Exercise brief
Search the material and gather each line with "title" in it.

>>>>>

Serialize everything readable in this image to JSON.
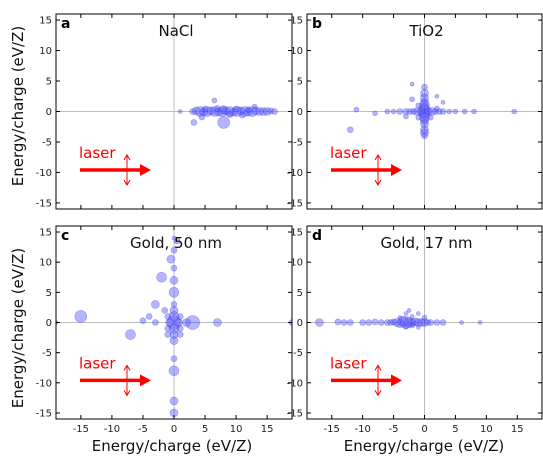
{
  "figure": {
    "x_axis_label": "Energy/charge (eV/Z)",
    "y_axis_label": "Energy/charge (eV/Z)",
    "laser_label": "laser",
    "colors": {
      "points": "#5a5aff",
      "points_edge": "#2020cc",
      "laser": "#ff0000",
      "zero_lines": "#bdbdbd"
    }
  },
  "chart_data": [
    {
      "type": "scatter",
      "letter": "a",
      "title": "NaCl",
      "xlim": [
        -19,
        19
      ],
      "ylim": [
        -16,
        16
      ],
      "x_ticks": [
        -15,
        -10,
        -5,
        0,
        5,
        10,
        15
      ],
      "y_ticks": [
        -15,
        -10,
        -5,
        0,
        5,
        10,
        15
      ],
      "points": [
        [
          1,
          0,
          2
        ],
        [
          3,
          0,
          3
        ],
        [
          3.6,
          0.1,
          4
        ],
        [
          4.2,
          0,
          5
        ],
        [
          4.8,
          -0.1,
          4
        ],
        [
          5.4,
          0,
          5
        ],
        [
          6,
          0.1,
          4
        ],
        [
          6.6,
          0,
          5
        ],
        [
          7.2,
          -0.1,
          4
        ],
        [
          7.8,
          0,
          5
        ],
        [
          8.4,
          0.1,
          4
        ],
        [
          9,
          0,
          5
        ],
        [
          9.6,
          -0.1,
          4
        ],
        [
          10.2,
          0,
          5
        ],
        [
          10.8,
          0.1,
          4
        ],
        [
          11.4,
          0,
          5
        ],
        [
          12,
          -0.1,
          4
        ],
        [
          12.6,
          0,
          5
        ],
        [
          13.2,
          0.1,
          4
        ],
        [
          13.8,
          0,
          4
        ],
        [
          14.4,
          0,
          4
        ],
        [
          15,
          0,
          4
        ],
        [
          15.6,
          0.1,
          3
        ],
        [
          16.2,
          0,
          3
        ],
        [
          5,
          0.4,
          3
        ],
        [
          7,
          0.5,
          3
        ],
        [
          10,
          0.4,
          3
        ],
        [
          12,
          0.3,
          3
        ],
        [
          9,
          -0.5,
          3
        ],
        [
          8,
          0.3,
          4
        ],
        [
          8,
          -1.8,
          6
        ],
        [
          3.2,
          -1.8,
          3
        ],
        [
          6.5,
          1.8,
          2.5
        ],
        [
          4.5,
          -0.9,
          3
        ],
        [
          11,
          -0.6,
          3
        ],
        [
          13,
          0.8,
          2.5
        ]
      ]
    },
    {
      "type": "scatter",
      "letter": "b",
      "title": "TiO2",
      "xlim": [
        -19,
        19
      ],
      "ylim": [
        -16,
        16
      ],
      "x_ticks": [
        -15,
        -10,
        -5,
        0,
        5,
        10,
        15
      ],
      "y_ticks": [
        -15,
        -10,
        -5,
        0,
        5,
        10,
        15
      ],
      "points": [
        [
          0,
          4,
          3
        ],
        [
          0,
          3,
          4
        ],
        [
          0,
          2.2,
          4
        ],
        [
          0,
          1.5,
          4
        ],
        [
          0,
          1,
          5
        ],
        [
          0,
          0.5,
          5
        ],
        [
          0,
          0,
          6
        ],
        [
          0,
          -0.5,
          5
        ],
        [
          0,
          -1,
          5
        ],
        [
          0,
          -1.5,
          4
        ],
        [
          0,
          -2,
          4
        ],
        [
          0,
          -3,
          4
        ],
        [
          0,
          -3.5,
          4
        ],
        [
          0,
          -4,
          3
        ],
        [
          -0.6,
          0,
          4
        ],
        [
          -1.2,
          0,
          4
        ],
        [
          -1.8,
          0,
          3
        ],
        [
          -2.4,
          0,
          3
        ],
        [
          -3,
          0,
          3
        ],
        [
          -4,
          0,
          3
        ],
        [
          -5,
          0,
          2.5
        ],
        [
          -6,
          0,
          2.5
        ],
        [
          -8,
          -0.3,
          2.5
        ],
        [
          0.6,
          0,
          4
        ],
        [
          1.2,
          0,
          4
        ],
        [
          1.8,
          0,
          3
        ],
        [
          2.4,
          0,
          3
        ],
        [
          3,
          0,
          3
        ],
        [
          4,
          0,
          2.5
        ],
        [
          5,
          0,
          2.5
        ],
        [
          6.5,
          0,
          2.5
        ],
        [
          8,
          0,
          2.5
        ],
        [
          -1,
          1,
          2.5
        ],
        [
          -2,
          2,
          2.5
        ],
        [
          1,
          -1,
          2.5
        ],
        [
          -1,
          -1,
          2.5
        ],
        [
          2,
          0.5,
          2.5
        ],
        [
          -3,
          -0.8,
          2.5
        ],
        [
          -2,
          4.5,
          2
        ],
        [
          2,
          2.5,
          2
        ],
        [
          -12,
          -3,
          3
        ],
        [
          -11,
          0.3,
          2.5
        ],
        [
          14.5,
          0,
          2.5
        ],
        [
          3,
          1.5,
          2
        ]
      ]
    },
    {
      "type": "scatter",
      "letter": "c",
      "title": "Gold, 50 nm",
      "xlim": [
        -19,
        19
      ],
      "ylim": [
        -16,
        16
      ],
      "x_ticks": [
        -15,
        -10,
        -5,
        0,
        5,
        10,
        15
      ],
      "y_ticks": [
        -15,
        -10,
        -5,
        0,
        5,
        10,
        15
      ],
      "points": [
        [
          0,
          0,
          7
        ],
        [
          0,
          1,
          5
        ],
        [
          0,
          -1,
          5
        ],
        [
          -0.7,
          0,
          4
        ],
        [
          0.7,
          0,
          4
        ],
        [
          0,
          2,
          4
        ],
        [
          0,
          -2,
          4
        ],
        [
          0,
          3,
          3
        ],
        [
          0,
          -3,
          4
        ],
        [
          -1,
          1,
          3
        ],
        [
          1,
          -1,
          3
        ],
        [
          -1,
          -1,
          3
        ],
        [
          1,
          1,
          3
        ],
        [
          0,
          5,
          5
        ],
        [
          0,
          7,
          4
        ],
        [
          0,
          9,
          3
        ],
        [
          -0.5,
          10.5,
          4
        ],
        [
          0,
          12,
          3
        ],
        [
          0.5,
          13.5,
          3
        ],
        [
          0,
          14,
          2
        ],
        [
          0,
          -6,
          3
        ],
        [
          0,
          -8,
          5
        ],
        [
          0,
          -13,
          4
        ],
        [
          0,
          -15,
          4
        ],
        [
          -2,
          7.5,
          5
        ],
        [
          -3,
          3,
          4
        ],
        [
          -4,
          1,
          3
        ],
        [
          -7,
          -2,
          5
        ],
        [
          -15,
          1,
          6
        ],
        [
          -5,
          0.3,
          3
        ],
        [
          -3,
          0,
          3
        ],
        [
          3,
          0,
          7
        ],
        [
          2,
          0,
          4
        ],
        [
          7,
          0,
          4
        ],
        [
          -1,
          -2,
          3
        ],
        [
          1,
          -2,
          3
        ],
        [
          -1.5,
          2,
          3
        ],
        [
          -19,
          0,
          2
        ],
        [
          19,
          0,
          3
        ]
      ]
    },
    {
      "type": "scatter",
      "letter": "d",
      "title": "Gold, 17 nm",
      "xlim": [
        -19,
        19
      ],
      "ylim": [
        -16,
        16
      ],
      "x_ticks": [
        -15,
        -10,
        -5,
        0,
        5,
        10,
        15
      ],
      "y_ticks": [
        -15,
        -10,
        -5,
        0,
        5,
        10,
        15
      ],
      "points": [
        [
          -3,
          0,
          6
        ],
        [
          -2.5,
          0,
          5
        ],
        [
          -3.5,
          0.2,
          5
        ],
        [
          -2,
          0,
          4
        ],
        [
          -4,
          -0.2,
          4
        ],
        [
          -1.5,
          0.1,
          4
        ],
        [
          -4.5,
          0,
          4
        ],
        [
          -1,
          0,
          4
        ],
        [
          -5,
          0.1,
          3
        ],
        [
          -0.5,
          0,
          4
        ],
        [
          0,
          0,
          4
        ],
        [
          0.5,
          0,
          3
        ],
        [
          1,
          0,
          3
        ],
        [
          2,
          0,
          3
        ],
        [
          3,
          0,
          3
        ],
        [
          -5.5,
          0,
          3
        ],
        [
          -6,
          0,
          3
        ],
        [
          -7,
          0,
          3
        ],
        [
          -8,
          0.1,
          3
        ],
        [
          -9,
          0,
          3
        ],
        [
          -10,
          0,
          3
        ],
        [
          -12,
          0,
          3
        ],
        [
          -13,
          0,
          3
        ],
        [
          -14,
          0.1,
          3
        ],
        [
          -17,
          0,
          4
        ],
        [
          -3,
          1.5,
          2
        ],
        [
          -2,
          1,
          2
        ],
        [
          -4,
          0.8,
          2
        ],
        [
          -1,
          -0.8,
          2
        ],
        [
          0,
          0.8,
          2.5
        ],
        [
          -3,
          -0.7,
          2.5
        ],
        [
          -2,
          -0.5,
          2.5
        ],
        [
          -2.5,
          2,
          2
        ],
        [
          -1,
          1.5,
          2
        ],
        [
          6,
          0,
          2
        ],
        [
          9,
          0,
          2
        ]
      ]
    }
  ]
}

<<<<<

Response for this exercise
      "title": "NaCl",
      "title": "TiO2",
      "title": "Gold, 50 nm",
      "title": "Gold, 17 nm",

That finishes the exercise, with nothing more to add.